• [Exercise prompt]: Substitute "panel-item" for each "toolbox-item" in the data from its first line through the line containing "112, 361, 121]", and give those lines back with nothing else changed.
--- Start ---
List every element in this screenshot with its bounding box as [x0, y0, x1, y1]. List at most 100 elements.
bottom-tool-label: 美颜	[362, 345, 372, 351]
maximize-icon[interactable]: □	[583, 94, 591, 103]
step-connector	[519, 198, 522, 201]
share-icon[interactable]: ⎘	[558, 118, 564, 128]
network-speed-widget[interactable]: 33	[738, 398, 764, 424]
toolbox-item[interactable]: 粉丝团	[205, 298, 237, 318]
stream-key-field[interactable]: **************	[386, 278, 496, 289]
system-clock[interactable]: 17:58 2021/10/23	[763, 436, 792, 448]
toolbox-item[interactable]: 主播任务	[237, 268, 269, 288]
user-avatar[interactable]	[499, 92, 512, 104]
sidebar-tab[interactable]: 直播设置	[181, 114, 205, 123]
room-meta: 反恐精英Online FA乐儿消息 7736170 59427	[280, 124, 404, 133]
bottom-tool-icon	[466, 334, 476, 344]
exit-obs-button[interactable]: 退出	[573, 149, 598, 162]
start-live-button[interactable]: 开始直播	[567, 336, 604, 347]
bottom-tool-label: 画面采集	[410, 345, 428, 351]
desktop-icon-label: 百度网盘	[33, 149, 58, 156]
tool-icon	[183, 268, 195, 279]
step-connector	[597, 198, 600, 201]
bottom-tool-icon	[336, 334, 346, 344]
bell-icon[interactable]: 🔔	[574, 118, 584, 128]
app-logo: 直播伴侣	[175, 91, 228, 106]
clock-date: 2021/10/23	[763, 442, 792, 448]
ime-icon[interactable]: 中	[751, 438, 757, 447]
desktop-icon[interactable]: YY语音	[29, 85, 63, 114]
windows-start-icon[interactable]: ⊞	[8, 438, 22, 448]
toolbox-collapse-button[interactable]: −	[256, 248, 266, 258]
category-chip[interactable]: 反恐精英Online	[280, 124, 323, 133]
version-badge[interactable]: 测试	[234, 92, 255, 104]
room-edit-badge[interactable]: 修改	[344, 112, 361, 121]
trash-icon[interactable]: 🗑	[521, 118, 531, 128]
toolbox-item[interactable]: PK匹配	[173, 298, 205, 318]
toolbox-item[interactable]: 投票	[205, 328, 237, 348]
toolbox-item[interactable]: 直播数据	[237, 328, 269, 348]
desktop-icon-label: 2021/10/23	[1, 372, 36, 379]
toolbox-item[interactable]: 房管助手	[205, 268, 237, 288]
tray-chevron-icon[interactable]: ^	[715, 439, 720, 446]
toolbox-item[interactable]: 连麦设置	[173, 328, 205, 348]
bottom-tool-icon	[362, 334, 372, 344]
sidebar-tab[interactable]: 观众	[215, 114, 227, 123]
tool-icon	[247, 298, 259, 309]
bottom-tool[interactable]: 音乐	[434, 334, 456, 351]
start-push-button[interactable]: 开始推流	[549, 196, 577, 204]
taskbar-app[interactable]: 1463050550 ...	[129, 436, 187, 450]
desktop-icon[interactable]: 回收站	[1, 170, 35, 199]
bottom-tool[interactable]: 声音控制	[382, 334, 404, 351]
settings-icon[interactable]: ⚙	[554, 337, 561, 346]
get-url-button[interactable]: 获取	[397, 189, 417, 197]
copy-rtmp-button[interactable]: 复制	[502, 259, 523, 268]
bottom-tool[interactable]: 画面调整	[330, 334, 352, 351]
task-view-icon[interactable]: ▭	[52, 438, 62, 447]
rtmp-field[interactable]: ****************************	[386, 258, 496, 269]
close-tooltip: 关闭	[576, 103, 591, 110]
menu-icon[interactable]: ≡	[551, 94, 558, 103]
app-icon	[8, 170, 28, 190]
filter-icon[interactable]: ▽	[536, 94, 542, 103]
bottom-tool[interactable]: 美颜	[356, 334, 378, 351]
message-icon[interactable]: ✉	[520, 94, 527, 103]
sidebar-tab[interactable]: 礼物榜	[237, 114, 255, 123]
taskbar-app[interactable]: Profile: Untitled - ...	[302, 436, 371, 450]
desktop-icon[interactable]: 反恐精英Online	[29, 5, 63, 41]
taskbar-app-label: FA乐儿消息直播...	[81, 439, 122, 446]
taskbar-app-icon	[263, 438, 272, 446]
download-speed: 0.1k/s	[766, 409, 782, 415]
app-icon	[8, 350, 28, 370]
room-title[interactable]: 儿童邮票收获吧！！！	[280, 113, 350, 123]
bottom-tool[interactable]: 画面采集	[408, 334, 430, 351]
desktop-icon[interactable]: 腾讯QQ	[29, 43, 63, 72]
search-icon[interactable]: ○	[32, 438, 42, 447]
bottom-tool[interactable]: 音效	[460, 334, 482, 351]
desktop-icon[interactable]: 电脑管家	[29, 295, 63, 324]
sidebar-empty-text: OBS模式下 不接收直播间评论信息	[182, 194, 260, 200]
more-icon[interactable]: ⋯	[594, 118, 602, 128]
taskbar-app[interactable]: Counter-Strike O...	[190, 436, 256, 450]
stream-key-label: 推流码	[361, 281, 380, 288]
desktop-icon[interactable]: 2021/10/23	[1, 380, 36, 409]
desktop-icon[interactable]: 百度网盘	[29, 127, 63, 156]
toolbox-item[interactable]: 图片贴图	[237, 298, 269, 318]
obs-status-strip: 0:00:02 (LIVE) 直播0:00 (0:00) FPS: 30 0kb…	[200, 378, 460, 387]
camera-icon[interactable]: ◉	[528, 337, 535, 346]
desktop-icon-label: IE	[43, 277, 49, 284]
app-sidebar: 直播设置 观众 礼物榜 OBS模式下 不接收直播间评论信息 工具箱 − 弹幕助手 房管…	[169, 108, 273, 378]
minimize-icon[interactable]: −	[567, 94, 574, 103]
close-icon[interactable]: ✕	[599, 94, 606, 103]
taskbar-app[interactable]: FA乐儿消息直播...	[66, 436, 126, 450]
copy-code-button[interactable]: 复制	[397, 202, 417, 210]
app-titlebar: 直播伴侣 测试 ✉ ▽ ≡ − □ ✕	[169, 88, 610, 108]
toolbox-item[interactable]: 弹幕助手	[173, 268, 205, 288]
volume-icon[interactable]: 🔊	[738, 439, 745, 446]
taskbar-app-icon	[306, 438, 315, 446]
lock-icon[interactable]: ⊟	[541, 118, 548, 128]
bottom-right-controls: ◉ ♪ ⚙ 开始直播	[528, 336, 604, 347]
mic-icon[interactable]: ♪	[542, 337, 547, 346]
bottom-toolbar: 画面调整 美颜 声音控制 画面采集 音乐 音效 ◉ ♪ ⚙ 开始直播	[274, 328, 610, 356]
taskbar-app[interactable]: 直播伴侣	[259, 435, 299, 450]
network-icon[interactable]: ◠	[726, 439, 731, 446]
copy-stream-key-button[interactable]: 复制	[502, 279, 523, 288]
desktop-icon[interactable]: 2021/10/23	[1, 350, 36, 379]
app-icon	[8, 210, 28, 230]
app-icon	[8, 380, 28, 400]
--- End ---
• [Written response]:
List every element in this screenshot with its bounding box as [x0, y0, x1, y1]. List at most 100 elements.
bottom-tool-label: 美颜	[362, 345, 372, 351]
maximize-icon[interactable]: □	[583, 94, 591, 103]
step-connector	[519, 198, 522, 201]
share-icon[interactable]: ⎘	[558, 118, 564, 128]
network-speed-widget[interactable]: 33	[738, 398, 764, 424]
panel-item[interactable]: 粉丝团	[205, 298, 237, 318]
stream-key-field[interactable]: **************	[386, 278, 496, 289]
system-clock[interactable]: 17:58 2021/10/23	[763, 436, 792, 448]
panel-item[interactable]: 主播任务	[237, 268, 269, 288]
user-avatar[interactable]	[499, 92, 512, 104]
sidebar-tab[interactable]: 直播设置	[181, 114, 205, 123]
room-meta: 反恐精英Online FA乐儿消息 7736170 59427	[280, 124, 404, 133]
bottom-tool-icon	[466, 334, 476, 344]
exit-obs-button[interactable]: 退出	[573, 149, 598, 162]
start-live-button[interactable]: 开始直播	[567, 336, 604, 347]
bottom-tool-label: 画面采集	[410, 345, 428, 351]
desktop-icon-label: 百度网盘	[33, 149, 58, 156]
tool-icon	[183, 268, 195, 279]
step-connector	[597, 198, 600, 201]
bottom-tool-icon	[336, 334, 346, 344]
bell-icon[interactable]: 🔔	[574, 118, 584, 128]
app-logo: 直播伴侣	[175, 91, 228, 106]
clock-date: 2021/10/23	[763, 442, 792, 448]
ime-icon[interactable]: 中	[751, 438, 757, 447]
desktop-icon[interactable]: YY语音	[29, 85, 63, 114]
windows-start-icon[interactable]: ⊞	[8, 438, 22, 448]
toolbox-collapse-button[interactable]: −	[256, 248, 266, 258]
category-chip[interactable]: 反恐精英Online	[280, 124, 323, 133]
version-badge[interactable]: 测试	[234, 92, 255, 104]
room-edit-badge[interactable]: 修改	[344, 112, 361, 121]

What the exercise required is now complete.